■ **Задание A**:
Переведите на английский язык предложение из текста о либералах и демократии: «Б. Констан разоблачал руссоистскую концепцию народного суверенитета».
■ **Задание B**:
Продолжите текст о либералах и демократии, начав сразу после его последнего предложения.

■ **Текст страницы**:
○ ○ ○ ○ ○ ○ ○
Это «каскад» парадоксов — форма, неразрывно связанная с содержанием. В те же годы русские либералы в лице, например, титана отечественной правовой мысли Б.Н. Чичерина с яростью порицали демократию, отстаивали самодержавие и называли себя «охранителями». Вовсе не потому, что они отрицали представительную власть — просто они соразмеряли умозрительный идеал с российской действительностью. Может быть, в этом сказывалась маргинальность русского либерализма, привычного к диванному партийному строительству? Едва ли. Французский радикализм был столь же радикален в своих выводах (которые, конечно, отличались от чичеринских). Так, А. де Токвилль обращал внимание современников на устрашающий призрак наступавшей демократии. Б. Констан разоблачал руссоистскую концепцию народного суверенитета.

И это либералы, чаще всего далекие от крайностей. А как же быть с радикалами, справа и слева? С К.Н. Леонтьевым, певцом восточного деспотизма? Фаталистом К.П. Победоносцевым? Апологетом теократии Ж. де Местром? Сторонником Декларации прав Бога Л. Де Бональдом? Фурье, мечтавшем о социальном преображении животного мира?

И все же, пожалуй, более показательно, как деликатный и мягкий Ф.Ф. Кокошкин весной 1917 года на VII съезде Конституционно-демократической партии безжалостной бритвой логики изничтожал несогласных, веровавших в федеративное устройство будущей демократической России. С медицинской беспощадностью он доказывал, что подлинная федерация в России, с ее национальным составом, особенностью расселения этносов, по крайней мере, в ближайшем будущем немыслима. Правда, тогда, в 1917 году, звучали лишь отзвуки прошлого, девятнадцатого века. Новое столетие входило в свои права. Уверенное в своей правоте большинство не слишком внимательно слушало Кокошкина. Последний, уже признавая «диктатуру фразы», был вынужден делать «реверансы» в сторону своих многочисленных коллег, напоминая, что и он бы не возражал против учреждения федерации, однако практические обстоятельства этому препятствовали.
○ ○ ○ ○ ○ ○ ○
■ **Предоставленные данные**:
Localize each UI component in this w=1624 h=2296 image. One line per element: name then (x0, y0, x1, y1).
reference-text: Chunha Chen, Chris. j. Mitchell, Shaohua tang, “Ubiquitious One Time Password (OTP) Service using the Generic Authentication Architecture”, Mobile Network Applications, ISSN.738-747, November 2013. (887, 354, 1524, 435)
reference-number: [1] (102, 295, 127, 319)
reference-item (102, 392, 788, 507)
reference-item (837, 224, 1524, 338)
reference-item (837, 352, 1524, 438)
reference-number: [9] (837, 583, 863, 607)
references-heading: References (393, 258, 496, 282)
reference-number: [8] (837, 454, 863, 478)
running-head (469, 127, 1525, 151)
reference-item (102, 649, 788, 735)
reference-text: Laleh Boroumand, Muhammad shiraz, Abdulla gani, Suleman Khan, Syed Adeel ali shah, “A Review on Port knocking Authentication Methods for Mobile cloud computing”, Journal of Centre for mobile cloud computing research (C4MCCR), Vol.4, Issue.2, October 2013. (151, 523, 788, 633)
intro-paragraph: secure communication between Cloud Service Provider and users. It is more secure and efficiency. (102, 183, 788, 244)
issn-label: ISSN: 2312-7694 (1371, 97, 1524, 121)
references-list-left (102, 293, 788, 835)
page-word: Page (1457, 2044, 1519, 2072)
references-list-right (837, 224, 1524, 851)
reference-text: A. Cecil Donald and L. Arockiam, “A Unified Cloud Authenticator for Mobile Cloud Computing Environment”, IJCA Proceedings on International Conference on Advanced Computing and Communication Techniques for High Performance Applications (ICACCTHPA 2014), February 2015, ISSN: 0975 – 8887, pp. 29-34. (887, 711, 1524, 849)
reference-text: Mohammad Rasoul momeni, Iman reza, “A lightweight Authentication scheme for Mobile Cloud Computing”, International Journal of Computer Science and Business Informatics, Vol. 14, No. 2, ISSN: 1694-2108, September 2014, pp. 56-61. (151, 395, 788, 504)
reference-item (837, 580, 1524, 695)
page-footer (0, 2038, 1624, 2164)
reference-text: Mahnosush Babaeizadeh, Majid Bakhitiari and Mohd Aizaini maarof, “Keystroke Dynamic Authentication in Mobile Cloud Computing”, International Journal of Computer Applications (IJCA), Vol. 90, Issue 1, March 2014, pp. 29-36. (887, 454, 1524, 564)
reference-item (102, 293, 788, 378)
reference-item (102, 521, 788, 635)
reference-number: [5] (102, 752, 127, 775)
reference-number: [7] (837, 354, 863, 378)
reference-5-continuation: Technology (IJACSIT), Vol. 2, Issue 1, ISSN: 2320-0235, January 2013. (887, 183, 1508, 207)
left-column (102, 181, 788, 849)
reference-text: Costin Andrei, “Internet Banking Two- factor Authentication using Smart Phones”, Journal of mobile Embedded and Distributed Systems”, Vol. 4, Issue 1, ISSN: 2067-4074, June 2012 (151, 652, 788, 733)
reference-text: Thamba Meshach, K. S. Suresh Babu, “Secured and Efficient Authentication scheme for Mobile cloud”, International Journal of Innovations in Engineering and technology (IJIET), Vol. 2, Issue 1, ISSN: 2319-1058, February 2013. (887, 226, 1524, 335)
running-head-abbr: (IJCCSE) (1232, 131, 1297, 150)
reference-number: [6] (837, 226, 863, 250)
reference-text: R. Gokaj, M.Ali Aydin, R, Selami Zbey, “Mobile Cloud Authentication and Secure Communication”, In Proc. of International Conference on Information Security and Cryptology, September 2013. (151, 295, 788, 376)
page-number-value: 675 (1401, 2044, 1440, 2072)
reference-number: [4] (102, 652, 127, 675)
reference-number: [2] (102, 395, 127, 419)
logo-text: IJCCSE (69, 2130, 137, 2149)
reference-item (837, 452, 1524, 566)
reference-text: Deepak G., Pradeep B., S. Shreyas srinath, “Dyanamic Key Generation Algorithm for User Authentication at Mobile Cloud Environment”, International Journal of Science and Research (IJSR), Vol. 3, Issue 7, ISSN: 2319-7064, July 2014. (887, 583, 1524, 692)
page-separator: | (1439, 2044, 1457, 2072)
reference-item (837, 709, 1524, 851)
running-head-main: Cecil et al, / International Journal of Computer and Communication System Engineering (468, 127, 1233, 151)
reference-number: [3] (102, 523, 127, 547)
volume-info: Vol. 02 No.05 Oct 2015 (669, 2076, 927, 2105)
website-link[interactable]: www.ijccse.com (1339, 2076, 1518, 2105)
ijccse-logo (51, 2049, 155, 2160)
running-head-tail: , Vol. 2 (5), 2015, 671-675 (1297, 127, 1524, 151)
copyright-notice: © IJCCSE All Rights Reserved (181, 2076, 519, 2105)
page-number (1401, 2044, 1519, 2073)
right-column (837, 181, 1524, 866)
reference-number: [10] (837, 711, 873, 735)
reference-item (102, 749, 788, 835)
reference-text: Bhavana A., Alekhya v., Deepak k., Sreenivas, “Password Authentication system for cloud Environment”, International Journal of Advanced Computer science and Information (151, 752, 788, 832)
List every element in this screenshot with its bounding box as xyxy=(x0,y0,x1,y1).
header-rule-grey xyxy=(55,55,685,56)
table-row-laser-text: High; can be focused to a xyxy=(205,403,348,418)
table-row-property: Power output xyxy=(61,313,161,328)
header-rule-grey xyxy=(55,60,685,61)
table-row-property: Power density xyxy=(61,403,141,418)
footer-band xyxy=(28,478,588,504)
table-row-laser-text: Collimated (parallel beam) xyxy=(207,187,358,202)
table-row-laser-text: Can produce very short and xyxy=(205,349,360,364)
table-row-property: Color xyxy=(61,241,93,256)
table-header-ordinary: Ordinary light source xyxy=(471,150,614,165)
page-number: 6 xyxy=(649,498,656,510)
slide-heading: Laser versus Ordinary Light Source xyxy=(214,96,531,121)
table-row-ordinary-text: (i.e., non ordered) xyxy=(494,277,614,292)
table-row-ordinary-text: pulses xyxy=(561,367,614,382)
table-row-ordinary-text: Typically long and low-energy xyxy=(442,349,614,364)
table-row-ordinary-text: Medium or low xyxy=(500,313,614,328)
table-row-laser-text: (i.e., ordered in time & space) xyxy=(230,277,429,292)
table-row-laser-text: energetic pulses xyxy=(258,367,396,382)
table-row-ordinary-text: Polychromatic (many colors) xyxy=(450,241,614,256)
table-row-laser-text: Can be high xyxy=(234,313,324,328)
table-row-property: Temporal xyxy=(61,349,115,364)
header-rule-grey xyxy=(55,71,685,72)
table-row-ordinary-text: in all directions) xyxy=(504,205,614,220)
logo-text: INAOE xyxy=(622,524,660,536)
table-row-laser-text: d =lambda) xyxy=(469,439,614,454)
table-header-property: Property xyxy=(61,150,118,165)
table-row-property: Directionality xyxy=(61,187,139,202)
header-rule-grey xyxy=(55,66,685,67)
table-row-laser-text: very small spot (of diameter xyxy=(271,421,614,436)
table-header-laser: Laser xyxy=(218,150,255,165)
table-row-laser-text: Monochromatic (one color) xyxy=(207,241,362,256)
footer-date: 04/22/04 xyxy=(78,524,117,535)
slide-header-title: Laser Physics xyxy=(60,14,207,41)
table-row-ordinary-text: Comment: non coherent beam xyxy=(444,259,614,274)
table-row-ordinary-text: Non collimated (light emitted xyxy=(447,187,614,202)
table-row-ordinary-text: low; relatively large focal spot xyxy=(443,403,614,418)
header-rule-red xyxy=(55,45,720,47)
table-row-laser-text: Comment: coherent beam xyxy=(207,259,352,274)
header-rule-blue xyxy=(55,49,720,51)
○ ○ ○ ○ ○ ○ ○
■ **Ответ A**:
B. Constant exposed the Rousseauian concept of popular sovereignty.

■ **Ответ B**:
Храмы идеологии обретали своих многочисленных адептов. Идеи становились формулами. Мысли — лозунгами. В XIX веке получили прописку нации и национализм, революция, демократии и многие другие термины и понятия. Их звучание обретало магическую силу, заранее определявшую рамки политического действия. Теперь стало стыдно не быть демократом. Стало глупым отрицать наличие наций. Стало модным писать национальную историю. И куда лучше быть революционером, чем контрреволюционером. И уж совсем плохо стоять во главе реакции. Эти слова и были подлинной политической реальностью, более подлинной, чем совокупность всех экономических и социальных интересов, бытовавших в обществе. Это движущая сила пошлости, господствовавшей в век восстания масс.

Слова, обретавшие силу, приводили к удивительным последствиям. Общественность XIX столетия уже не сомневалась в торжестве прогресса. Казалось бы, внешняя политика должна стать гуманней. В теоретических построениях специалистов в области международного права места войне не находилось. Соответственно, и регулировать будущие вооруженные столкновения было излишне. Не ограничивая формы насилия, в итоге право все позволяло. Отрицая же войну как средство разрешения конфликта, Европа с неизбежностью подходила к катастрофе 1914 года.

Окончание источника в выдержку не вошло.